===== RECORDS FOR THIS EXERCISE =====
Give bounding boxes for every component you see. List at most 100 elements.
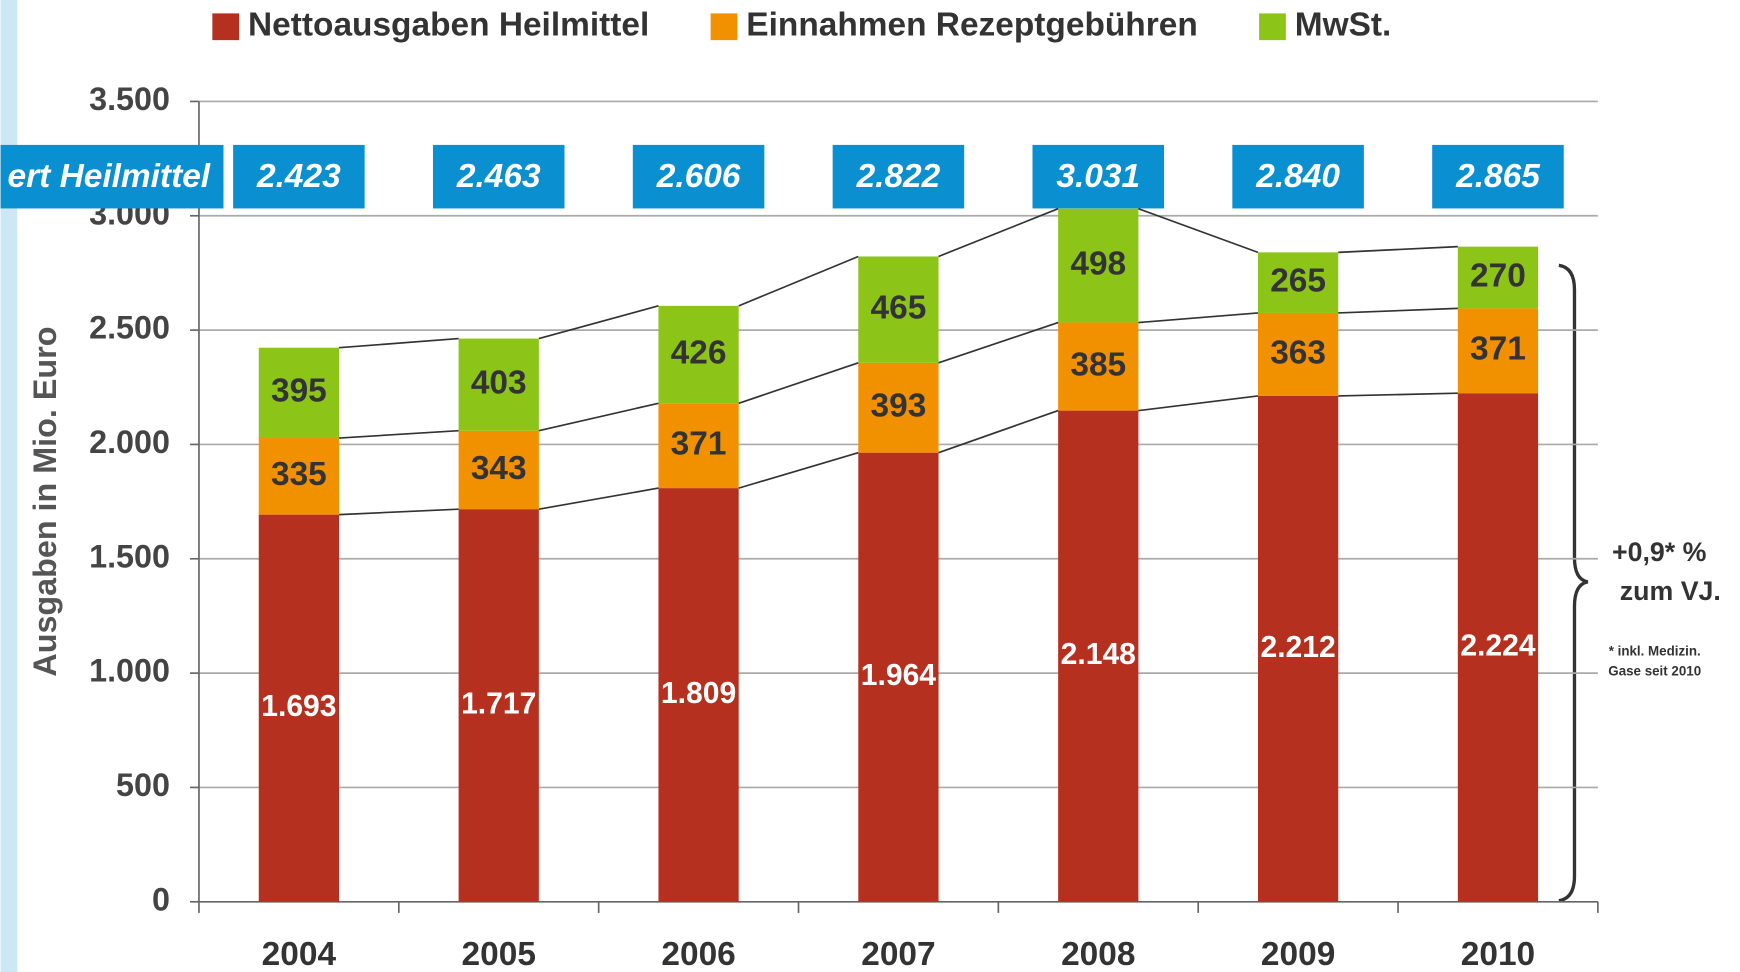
footnote: Gase seit 2010	[1608, 664, 1701, 679]
total-box	[1032, 144, 1165, 209]
legend-label: Einnahmen Rezeptgebühren	[746, 7, 1197, 44]
connector-line	[938, 207, 1059, 258]
x-tick-label: 2009	[1261, 936, 1335, 972]
legend-swatch	[212, 13, 240, 41]
value-label: 393	[871, 388, 927, 425]
bar-segment	[1058, 208, 1139, 323]
y-tick-label: 1.000	[89, 653, 170, 689]
value-label: 426	[671, 334, 727, 371]
total-box	[1432, 144, 1564, 209]
total-label: 2.423	[256, 158, 341, 195]
value-label: 2.212	[1260, 631, 1335, 664]
x-tick-label: 2005	[462, 936, 536, 972]
bar-segment	[458, 430, 539, 510]
bar-segment	[1457, 308, 1539, 394]
total-label: 2.865	[1455, 158, 1540, 195]
legend-label: MwSt.	[1295, 7, 1392, 44]
total-box	[0, 144, 224, 209]
connector-line	[338, 508, 459, 516]
bar-segment	[858, 452, 939, 902]
bar-segment	[1058, 322, 1139, 411]
bar-segment	[1457, 246, 1539, 309]
y-tick-label: 0	[152, 881, 170, 917]
bar-segment	[258, 347, 340, 439]
value-label: 395	[271, 373, 327, 410]
bar-segment	[1058, 410, 1139, 902]
value-label: 1.717	[461, 687, 536, 720]
x-tick-label: 2004	[262, 936, 337, 972]
total-label: 3.031	[1056, 158, 1140, 195]
value-label: 498	[1070, 245, 1126, 282]
bar-segment	[658, 305, 739, 404]
value-label: 363	[1270, 334, 1326, 371]
connector-line	[738, 451, 859, 489]
y-axis-label: Ausgaben in Mio. Euro	[27, 327, 63, 677]
legend-swatch	[1259, 13, 1286, 41]
bar-segment	[458, 509, 539, 902]
bar-segment	[658, 403, 739, 489]
total-box	[432, 144, 565, 209]
value-label: 1.693	[261, 690, 336, 723]
value-label: 335	[271, 456, 327, 493]
y-tick-label: 2.000	[89, 424, 170, 460]
side-strip	[0, 0, 18, 972]
x-tick-label: 2008	[1061, 936, 1135, 972]
bar-segment	[258, 514, 340, 902]
totals-row-label: ert Heilmittel	[8, 158, 211, 195]
connector-line	[938, 409, 1059, 454]
total-label: 2.606	[656, 158, 741, 195]
total-box	[233, 144, 365, 209]
x-tick-label: 2010	[1461, 936, 1535, 972]
value-label: 265	[1270, 262, 1326, 299]
value-label: 403	[471, 364, 527, 401]
connector-line	[1138, 207, 1259, 254]
total-box	[832, 144, 965, 209]
connector-line	[338, 337, 459, 349]
connector-line	[538, 305, 659, 340]
bar-segment	[1257, 252, 1339, 313]
bar-segment	[1257, 312, 1339, 396]
value-label: 371	[1470, 331, 1526, 368]
bar-segment	[258, 438, 340, 515]
value-label: 270	[1470, 257, 1526, 294]
total-label: 2.840	[1255, 158, 1340, 195]
connector-line	[538, 402, 659, 432]
bar-segment	[458, 338, 539, 431]
bar-segment	[658, 488, 739, 902]
value-label: 465	[871, 289, 927, 326]
value-label: 2.224	[1460, 629, 1536, 662]
connector-line	[1338, 307, 1458, 314]
value-label: 343	[471, 450, 527, 487]
connector-line	[338, 429, 459, 439]
connector-line	[538, 487, 659, 510]
y-tick-label: 2.500	[89, 310, 170, 346]
connector-line	[738, 362, 859, 405]
x-tick-label: 2006	[661, 936, 735, 972]
connector-line	[1138, 395, 1259, 412]
y-tick-label: 1.500	[89, 538, 170, 574]
connector-line	[1338, 245, 1458, 254]
y-tick-label: 3.500	[89, 81, 170, 117]
value-label: 385	[1070, 346, 1126, 383]
value-label: 1.964	[861, 659, 937, 692]
total-box	[1232, 144, 1364, 209]
bracket	[1558, 263, 1589, 903]
bar-segment	[858, 362, 939, 453]
bar-segment	[858, 256, 939, 363]
value-label: 371	[671, 426, 727, 463]
annotation: +0,9* %	[1612, 537, 1707, 567]
value-label: 2.148	[1061, 638, 1136, 671]
connector-line	[738, 255, 859, 307]
x-tick-label: 2007	[861, 936, 935, 972]
bar-segment	[1257, 395, 1339, 902]
legend-swatch	[710, 13, 738, 41]
legend-label: Nettoausgaben Heilmittel	[248, 7, 649, 44]
annotation: zum VJ.	[1620, 576, 1721, 606]
connector-line	[1338, 392, 1458, 397]
total-label: 2.822	[856, 158, 941, 195]
total-box	[632, 144, 765, 209]
footnote: * inkl. Medizin.	[1609, 644, 1701, 659]
connector-line	[938, 321, 1059, 364]
total-label: 2.463	[456, 158, 541, 195]
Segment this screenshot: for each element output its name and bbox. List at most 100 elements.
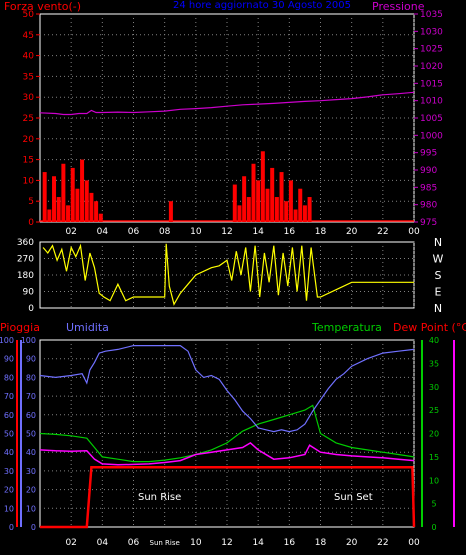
=====
Return every line of the items above that contains the string "List".

Give bounding boxes for every component you see. List at most 100 elements.
Segment this screenshot: for each element output its name and bbox. List at most 100 elements.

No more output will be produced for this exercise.